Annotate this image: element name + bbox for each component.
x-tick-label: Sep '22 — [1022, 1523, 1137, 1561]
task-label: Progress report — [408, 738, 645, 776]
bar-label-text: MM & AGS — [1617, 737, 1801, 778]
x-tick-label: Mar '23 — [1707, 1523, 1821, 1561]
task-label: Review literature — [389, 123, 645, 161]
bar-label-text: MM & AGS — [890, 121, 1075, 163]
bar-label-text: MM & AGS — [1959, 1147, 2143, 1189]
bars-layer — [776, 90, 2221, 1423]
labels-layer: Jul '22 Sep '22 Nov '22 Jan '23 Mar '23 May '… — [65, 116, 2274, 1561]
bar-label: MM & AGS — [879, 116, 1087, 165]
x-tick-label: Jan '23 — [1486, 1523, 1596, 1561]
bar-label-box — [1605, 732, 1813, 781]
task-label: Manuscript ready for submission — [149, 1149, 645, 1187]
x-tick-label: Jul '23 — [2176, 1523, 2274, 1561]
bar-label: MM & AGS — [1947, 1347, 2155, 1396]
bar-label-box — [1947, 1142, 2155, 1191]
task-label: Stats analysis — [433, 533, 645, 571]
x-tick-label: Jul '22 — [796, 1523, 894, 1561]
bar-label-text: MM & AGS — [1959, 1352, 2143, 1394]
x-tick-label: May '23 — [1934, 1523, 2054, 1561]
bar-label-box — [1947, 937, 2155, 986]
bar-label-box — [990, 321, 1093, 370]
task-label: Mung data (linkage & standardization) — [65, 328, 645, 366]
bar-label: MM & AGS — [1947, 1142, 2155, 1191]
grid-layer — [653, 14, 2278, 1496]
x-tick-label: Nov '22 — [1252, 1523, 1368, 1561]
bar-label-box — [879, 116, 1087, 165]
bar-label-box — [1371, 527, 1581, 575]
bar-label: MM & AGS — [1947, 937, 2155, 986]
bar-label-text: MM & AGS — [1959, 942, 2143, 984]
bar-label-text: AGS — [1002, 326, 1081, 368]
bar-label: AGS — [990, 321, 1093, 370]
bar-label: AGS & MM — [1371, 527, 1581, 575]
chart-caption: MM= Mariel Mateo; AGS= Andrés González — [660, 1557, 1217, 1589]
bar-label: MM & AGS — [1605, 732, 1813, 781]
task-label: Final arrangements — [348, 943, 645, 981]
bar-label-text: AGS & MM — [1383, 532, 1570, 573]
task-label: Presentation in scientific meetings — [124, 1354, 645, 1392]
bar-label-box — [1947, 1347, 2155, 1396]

■ Exercise ■
Copy the data word for word, starting at its first line and ending with the line that contains "task-label: Review literature".

■ Result of the task ■
Annotate this image: element name + bbox for each component.
x-tick-label: Sep '22 — [1022, 1523, 1137, 1561]
task-label: Progress report — [408, 738, 645, 776]
bar-label-text: MM & AGS — [1617, 737, 1801, 778]
x-tick-label: Mar '23 — [1707, 1523, 1821, 1561]
task-label: Review literature — [389, 123, 645, 161]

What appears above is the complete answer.